### WHAT TO PRODUCE
Rewrite all of the data below, substituting "ma20-point" for "ma20-marker" everywhere it occurs and leaving everything else unchanged.

====================

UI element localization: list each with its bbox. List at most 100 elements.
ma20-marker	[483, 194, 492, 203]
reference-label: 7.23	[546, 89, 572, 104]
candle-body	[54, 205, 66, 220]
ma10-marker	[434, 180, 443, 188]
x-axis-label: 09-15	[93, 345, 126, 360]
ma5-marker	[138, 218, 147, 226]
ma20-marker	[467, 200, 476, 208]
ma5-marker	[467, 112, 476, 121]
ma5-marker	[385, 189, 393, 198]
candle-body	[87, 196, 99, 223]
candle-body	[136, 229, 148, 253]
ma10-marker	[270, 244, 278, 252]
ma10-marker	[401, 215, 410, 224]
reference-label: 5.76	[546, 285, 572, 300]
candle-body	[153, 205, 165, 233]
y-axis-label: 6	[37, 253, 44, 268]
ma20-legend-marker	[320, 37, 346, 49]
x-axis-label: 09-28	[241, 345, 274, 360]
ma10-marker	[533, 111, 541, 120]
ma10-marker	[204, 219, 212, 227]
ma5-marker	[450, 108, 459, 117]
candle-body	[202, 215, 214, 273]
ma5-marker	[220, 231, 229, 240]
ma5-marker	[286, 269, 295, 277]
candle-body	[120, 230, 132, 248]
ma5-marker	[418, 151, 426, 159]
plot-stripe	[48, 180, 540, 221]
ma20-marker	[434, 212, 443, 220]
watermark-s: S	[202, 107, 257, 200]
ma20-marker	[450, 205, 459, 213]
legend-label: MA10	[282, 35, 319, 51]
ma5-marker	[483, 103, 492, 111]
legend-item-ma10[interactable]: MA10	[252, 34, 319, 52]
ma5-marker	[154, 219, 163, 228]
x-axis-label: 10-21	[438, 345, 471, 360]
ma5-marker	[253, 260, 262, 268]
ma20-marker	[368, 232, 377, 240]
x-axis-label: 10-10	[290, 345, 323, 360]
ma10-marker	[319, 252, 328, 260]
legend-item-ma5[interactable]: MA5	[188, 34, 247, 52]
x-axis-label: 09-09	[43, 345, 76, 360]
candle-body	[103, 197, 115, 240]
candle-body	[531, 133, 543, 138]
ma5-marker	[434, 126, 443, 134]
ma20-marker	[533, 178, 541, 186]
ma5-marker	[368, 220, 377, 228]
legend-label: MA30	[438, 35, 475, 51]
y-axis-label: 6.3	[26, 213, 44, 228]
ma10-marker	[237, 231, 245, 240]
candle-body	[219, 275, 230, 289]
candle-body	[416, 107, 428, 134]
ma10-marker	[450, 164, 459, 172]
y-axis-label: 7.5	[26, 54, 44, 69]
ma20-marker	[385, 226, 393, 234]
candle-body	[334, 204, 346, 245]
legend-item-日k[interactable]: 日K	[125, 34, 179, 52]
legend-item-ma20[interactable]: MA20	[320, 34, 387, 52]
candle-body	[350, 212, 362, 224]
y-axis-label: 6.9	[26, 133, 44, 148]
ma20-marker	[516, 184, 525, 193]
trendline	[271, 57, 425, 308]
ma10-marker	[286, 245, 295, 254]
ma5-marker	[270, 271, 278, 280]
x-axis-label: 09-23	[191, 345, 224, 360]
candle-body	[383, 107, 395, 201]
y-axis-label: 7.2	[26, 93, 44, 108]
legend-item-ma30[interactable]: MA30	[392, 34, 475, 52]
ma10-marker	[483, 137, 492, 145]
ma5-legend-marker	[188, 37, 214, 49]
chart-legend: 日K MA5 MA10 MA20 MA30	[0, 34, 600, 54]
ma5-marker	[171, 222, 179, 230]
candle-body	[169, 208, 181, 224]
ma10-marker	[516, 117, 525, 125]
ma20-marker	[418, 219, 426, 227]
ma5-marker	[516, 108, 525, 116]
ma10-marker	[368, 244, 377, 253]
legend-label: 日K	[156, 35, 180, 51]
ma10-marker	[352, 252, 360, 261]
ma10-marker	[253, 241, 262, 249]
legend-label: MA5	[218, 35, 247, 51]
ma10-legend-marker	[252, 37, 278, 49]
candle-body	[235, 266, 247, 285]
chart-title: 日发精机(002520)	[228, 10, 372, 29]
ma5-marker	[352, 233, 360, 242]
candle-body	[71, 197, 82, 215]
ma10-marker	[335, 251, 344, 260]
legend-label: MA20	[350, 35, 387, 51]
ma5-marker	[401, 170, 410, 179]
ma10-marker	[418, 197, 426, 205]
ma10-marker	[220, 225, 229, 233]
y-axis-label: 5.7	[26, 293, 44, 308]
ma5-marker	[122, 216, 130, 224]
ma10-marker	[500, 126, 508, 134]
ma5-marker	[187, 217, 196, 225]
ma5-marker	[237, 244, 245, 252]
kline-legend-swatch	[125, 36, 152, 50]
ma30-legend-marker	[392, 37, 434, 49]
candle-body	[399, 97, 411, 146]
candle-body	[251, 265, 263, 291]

====================

### EXPECTED OUTPUT
UI element localization: list each with its bbox. List at most 100 elements.
ma20-point	[483, 194, 492, 203]
reference-label: 7.23	[546, 89, 572, 104]
candle-body	[54, 205, 66, 220]
ma10-marker	[434, 180, 443, 188]
x-axis-label: 09-15	[93, 345, 126, 360]
ma5-marker	[138, 218, 147, 226]
ma20-point	[467, 200, 476, 208]
ma5-marker	[467, 112, 476, 121]
ma5-marker	[385, 189, 393, 198]
candle-body	[87, 196, 99, 223]
candle-body	[136, 229, 148, 253]
ma10-marker	[270, 244, 278, 252]
ma10-marker	[401, 215, 410, 224]
reference-label: 5.76	[546, 285, 572, 300]
candle-body	[153, 205, 165, 233]
y-axis-label: 6	[37, 253, 44, 268]
ma20-legend-marker	[320, 37, 346, 49]
x-axis-label: 09-28	[241, 345, 274, 360]
ma10-marker	[533, 111, 541, 120]
ma10-marker	[204, 219, 212, 227]
ma5-marker	[450, 108, 459, 117]
candle-body	[202, 215, 214, 273]
ma5-marker	[220, 231, 229, 240]
ma5-marker	[286, 269, 295, 277]
candle-body	[120, 230, 132, 248]
ma5-marker	[418, 151, 426, 159]
plot-stripe	[48, 180, 540, 221]
ma20-point	[434, 212, 443, 220]
watermark-s: S	[202, 107, 257, 200]
ma20-point	[450, 205, 459, 213]
legend-label: MA10	[282, 35, 319, 51]
ma5-marker	[483, 103, 492, 111]
legend-item-ma10[interactable]: MA10	[252, 34, 319, 52]
ma5-marker	[154, 219, 163, 228]
x-axis-label: 10-21	[438, 345, 471, 360]
ma5-marker	[253, 260, 262, 268]
ma20-point	[368, 232, 377, 240]
x-axis-label: 10-10	[290, 345, 323, 360]
ma10-marker	[319, 252, 328, 260]
legend-item-ma5[interactable]: MA5	[188, 34, 247, 52]
x-axis-label: 09-09	[43, 345, 76, 360]
candle-body	[103, 197, 115, 240]
candle-body	[531, 133, 543, 138]
ma5-marker	[434, 126, 443, 134]
ma20-point	[533, 178, 541, 186]
ma5-marker	[368, 220, 377, 228]
legend-label: MA30	[438, 35, 475, 51]
y-axis-label: 6.3	[26, 213, 44, 228]
ma10-marker	[237, 231, 245, 240]
candle-body	[219, 275, 230, 289]
candle-body	[416, 107, 428, 134]
ma10-marker	[450, 164, 459, 172]
y-axis-label: 7.5	[26, 54, 44, 69]
ma20-point	[385, 226, 393, 234]
candle-body	[334, 204, 346, 245]
legend-item-日k[interactable]: 日K	[125, 34, 179, 52]
legend-item-ma20[interactable]: MA20	[320, 34, 387, 52]
candle-body	[350, 212, 362, 224]
y-axis-label: 6.9	[26, 133, 44, 148]
ma20-point	[516, 184, 525, 193]
trendline	[271, 57, 425, 308]
ma10-marker	[286, 245, 295, 254]
ma5-marker	[270, 271, 278, 280]
x-axis-label: 09-23	[191, 345, 224, 360]
candle-body	[383, 107, 395, 201]
y-axis-label: 7.2	[26, 93, 44, 108]
legend-item-ma30[interactable]: MA30	[392, 34, 475, 52]
ma10-marker	[483, 137, 492, 145]
ma5-legend-marker	[188, 37, 214, 49]
chart-legend: 日K MA5 MA10 MA20 MA30	[0, 34, 600, 54]
ma5-marker	[171, 222, 179, 230]
candle-body	[169, 208, 181, 224]
ma10-marker	[516, 117, 525, 125]
ma20-point	[418, 219, 426, 227]
ma5-marker	[516, 108, 525, 116]
ma10-marker	[368, 244, 377, 253]
legend-label: 日K	[156, 35, 180, 51]
ma10-marker	[352, 252, 360, 261]
ma10-marker	[253, 241, 262, 249]
legend-label: MA5	[218, 35, 247, 51]
ma10-legend-marker	[252, 37, 278, 49]
candle-body	[235, 266, 247, 285]
chart-title: 日发精机(002520)	[228, 10, 372, 29]
ma5-marker	[352, 233, 360, 242]
candle-body	[71, 197, 82, 215]
ma10-marker	[335, 251, 344, 260]
legend-label: MA20	[350, 35, 387, 51]
ma5-marker	[401, 170, 410, 179]
ma10-marker	[418, 197, 426, 205]
ma10-marker	[220, 225, 229, 233]
y-axis-label: 5.7	[26, 293, 44, 308]
ma5-marker	[122, 216, 130, 224]
ma10-marker	[500, 126, 508, 134]
ma5-marker	[187, 217, 196, 225]
ma5-marker	[237, 244, 245, 252]
kline-legend-swatch	[125, 36, 152, 50]
ma30-legend-marker	[392, 37, 434, 49]
candle-body	[399, 97, 411, 146]
candle-body	[251, 265, 263, 291]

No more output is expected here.